*Data for this exercise*

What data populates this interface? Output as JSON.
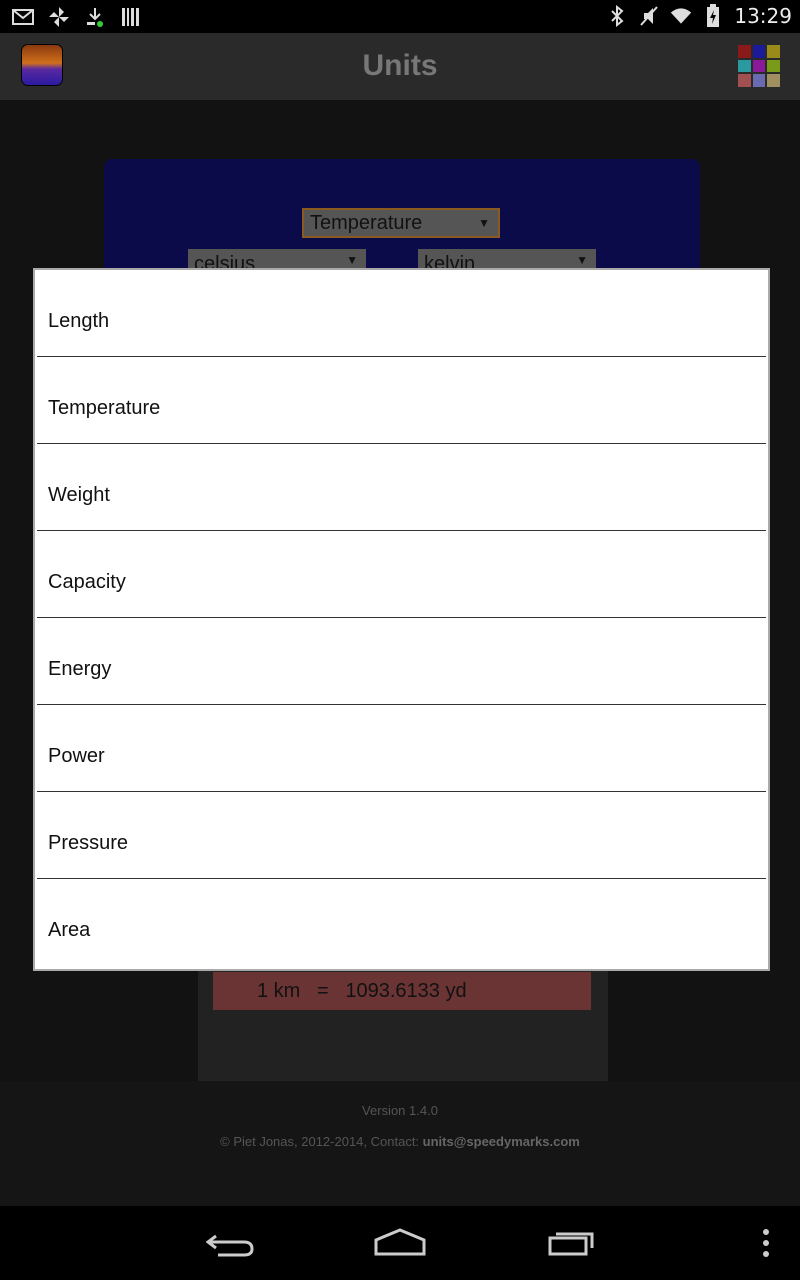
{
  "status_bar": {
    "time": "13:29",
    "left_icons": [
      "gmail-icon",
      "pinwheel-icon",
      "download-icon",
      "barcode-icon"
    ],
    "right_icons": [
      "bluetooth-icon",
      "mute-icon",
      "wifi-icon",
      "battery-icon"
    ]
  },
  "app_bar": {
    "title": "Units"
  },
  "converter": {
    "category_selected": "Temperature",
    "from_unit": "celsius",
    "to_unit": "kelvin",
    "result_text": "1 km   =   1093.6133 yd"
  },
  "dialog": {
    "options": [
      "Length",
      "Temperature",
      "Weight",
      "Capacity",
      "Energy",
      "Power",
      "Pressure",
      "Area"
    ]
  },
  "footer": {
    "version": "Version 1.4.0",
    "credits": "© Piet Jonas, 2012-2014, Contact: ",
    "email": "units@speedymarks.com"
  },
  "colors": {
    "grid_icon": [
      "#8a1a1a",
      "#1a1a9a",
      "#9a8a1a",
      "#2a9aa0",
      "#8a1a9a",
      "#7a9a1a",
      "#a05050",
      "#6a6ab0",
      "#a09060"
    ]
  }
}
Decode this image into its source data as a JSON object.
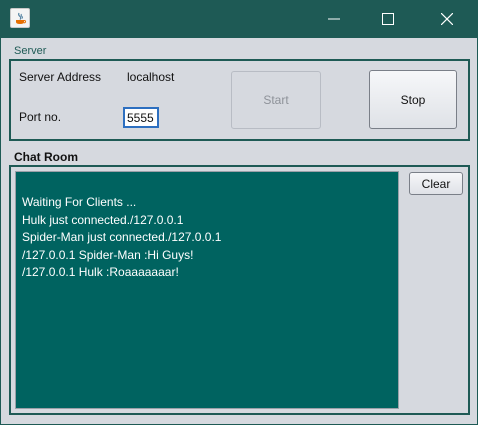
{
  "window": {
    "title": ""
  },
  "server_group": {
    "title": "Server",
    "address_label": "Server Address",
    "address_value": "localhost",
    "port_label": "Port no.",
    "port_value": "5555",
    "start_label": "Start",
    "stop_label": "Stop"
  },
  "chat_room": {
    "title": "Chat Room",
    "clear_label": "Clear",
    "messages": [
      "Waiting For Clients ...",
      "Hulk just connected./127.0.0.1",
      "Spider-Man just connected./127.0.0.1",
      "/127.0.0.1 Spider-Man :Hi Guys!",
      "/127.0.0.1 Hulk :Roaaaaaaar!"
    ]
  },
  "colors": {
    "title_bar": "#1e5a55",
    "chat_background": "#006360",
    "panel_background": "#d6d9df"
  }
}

*Written exercise*
Copy out the entries verbatim and leave the images out.

*Final result*
What data populates this interface? Output as JSON.
{
  "status_bar": {
    "time": "13:29",
    "left_icons": [
      "gmail-icon",
      "pinwheel-icon",
      "download-icon",
      "barcode-icon"
    ],
    "right_icons": [
      "bluetooth-icon",
      "mute-icon",
      "wifi-icon",
      "battery-icon"
    ]
  },
  "app_bar": {
    "title": "Units"
  },
  "converter": {
    "category_selected": "Temperature",
    "from_unit": "celsius",
    "to_unit": "kelvin",
    "result_text": "1 km   =   1093.6133 yd"
  },
  "dialog": {
    "options": [
      "Length",
      "Temperature",
      "Weight",
      "Capacity",
      "Energy",
      "Power",
      "Pressure",
      "Area"
    ]
  },
  "footer": {
    "version": "Version 1.4.0",
    "credits": "© Piet Jonas, 2012-2014, Contact: ",
    "email": "units@speedymarks.com"
  },
  "colors": {
    "grid_icon": [
      "#8a1a1a",
      "#1a1a9a",
      "#9a8a1a",
      "#2a9aa0",
      "#8a1a9a",
      "#7a9a1a",
      "#a05050",
      "#6a6ab0",
      "#a09060"
    ]
  }
}
Decode this image into its source data as a JSON object.
{
  "window": {
    "title": ""
  },
  "server_group": {
    "title": "Server",
    "address_label": "Server Address",
    "address_value": "localhost",
    "port_label": "Port no.",
    "port_value": "5555",
    "start_label": "Start",
    "stop_label": "Stop"
  },
  "chat_room": {
    "title": "Chat Room",
    "clear_label": "Clear",
    "messages": [
      "Waiting For Clients ...",
      "Hulk just connected./127.0.0.1",
      "Spider-Man just connected./127.0.0.1",
      "/127.0.0.1 Spider-Man :Hi Guys!",
      "/127.0.0.1 Hulk :Roaaaaaaar!"
    ]
  },
  "colors": {
    "title_bar": "#1e5a55",
    "chat_background": "#006360",
    "panel_background": "#d6d9df"
  }
}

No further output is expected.